Data entries:
────────────────
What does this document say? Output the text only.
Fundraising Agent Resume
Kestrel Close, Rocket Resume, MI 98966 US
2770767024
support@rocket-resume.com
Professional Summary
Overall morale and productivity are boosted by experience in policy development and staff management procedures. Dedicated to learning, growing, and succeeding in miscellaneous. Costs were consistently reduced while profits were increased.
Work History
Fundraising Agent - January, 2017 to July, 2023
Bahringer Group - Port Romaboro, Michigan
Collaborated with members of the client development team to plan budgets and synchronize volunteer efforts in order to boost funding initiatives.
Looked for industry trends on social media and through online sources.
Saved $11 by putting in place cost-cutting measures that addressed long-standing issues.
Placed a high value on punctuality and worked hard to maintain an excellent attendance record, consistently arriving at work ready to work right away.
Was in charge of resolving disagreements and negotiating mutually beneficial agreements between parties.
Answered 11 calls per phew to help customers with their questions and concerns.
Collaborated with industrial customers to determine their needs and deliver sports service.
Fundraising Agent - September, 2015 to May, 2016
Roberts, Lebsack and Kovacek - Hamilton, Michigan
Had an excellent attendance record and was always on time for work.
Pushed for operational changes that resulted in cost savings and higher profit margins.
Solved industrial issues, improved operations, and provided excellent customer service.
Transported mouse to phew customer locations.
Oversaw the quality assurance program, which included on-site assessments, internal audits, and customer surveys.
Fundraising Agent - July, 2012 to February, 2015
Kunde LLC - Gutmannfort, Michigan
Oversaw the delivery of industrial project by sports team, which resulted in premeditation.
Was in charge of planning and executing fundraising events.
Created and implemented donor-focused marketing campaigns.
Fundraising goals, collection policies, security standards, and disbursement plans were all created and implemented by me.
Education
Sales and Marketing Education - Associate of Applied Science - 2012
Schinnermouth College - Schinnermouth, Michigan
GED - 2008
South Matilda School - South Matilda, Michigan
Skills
────────────────
Transcribe the material above in its entirety. Match it exactly.

What does this document say? Output the text only.
Fundraising Agent Resume
Kestrel Close, Rocket Resume, MI 98966 US
2770767024
support@rocket-resume.com
Professional Summary
Overall morale and productivity are boosted by experience in policy development and staff management procedures. Dedicated to learning, growing, and succeeding in miscellaneous. Costs were consistently reduced while profits were increased.
Work History
Fundraising Agent - January, 2017 to July, 2023
Bahringer Group - Port Romaboro, Michigan
Collaborated with members of the client development team to plan budgets and synchronize volunteer efforts in order to boost funding initiatives.
Looked for industry trends on social media and through online sources.
Saved $11 by putting in place cost-cutting measures that addressed long-standing issues.
Placed a high value on punctuality and worked hard to maintain an excellent attendance record, consistently arriving at work ready to work right away.
Was in charge of resolving disagreements and negotiating mutually beneficial agreements between parties.
Answered 11 calls per phew to help customers with their questions and concerns.
Collaborated with industrial customers to determine their needs and deliver sports service.
Fundraising Agent - September, 2015 to May, 2016
Roberts, Lebsack and Kovacek - Hamilton, Michigan
Had an excellent attendance record and was always on time for work.
Pushed for operational changes that resulted in cost savings and higher profit margins.
Solved industrial issues, improved operations, and provided excellent customer service.
Transported mouse to phew customer locations.
Oversaw the quality assurance program, which included on-site assessments, internal audits, and customer surveys.
Fundraising Agent - July, 2012 to February, 2015
Kunde LLC - Gutmannfort, Michigan
Oversaw the delivery of industrial project by sports team, which resulted in premeditation.
Was in charge of planning and executing fundraising events.
Created and implemented donor-focused marketing campaigns.
Fundraising goals, collection policies, security standards, and disbursement plans were all created and implemented by me.
Education
Sales and Marketing Education - Associate of Applied Science - 2012
Schinnermouth College - Schinnermouth, Michigan
GED - 2008
South Matilda School - South Matilda, Michigan
Skills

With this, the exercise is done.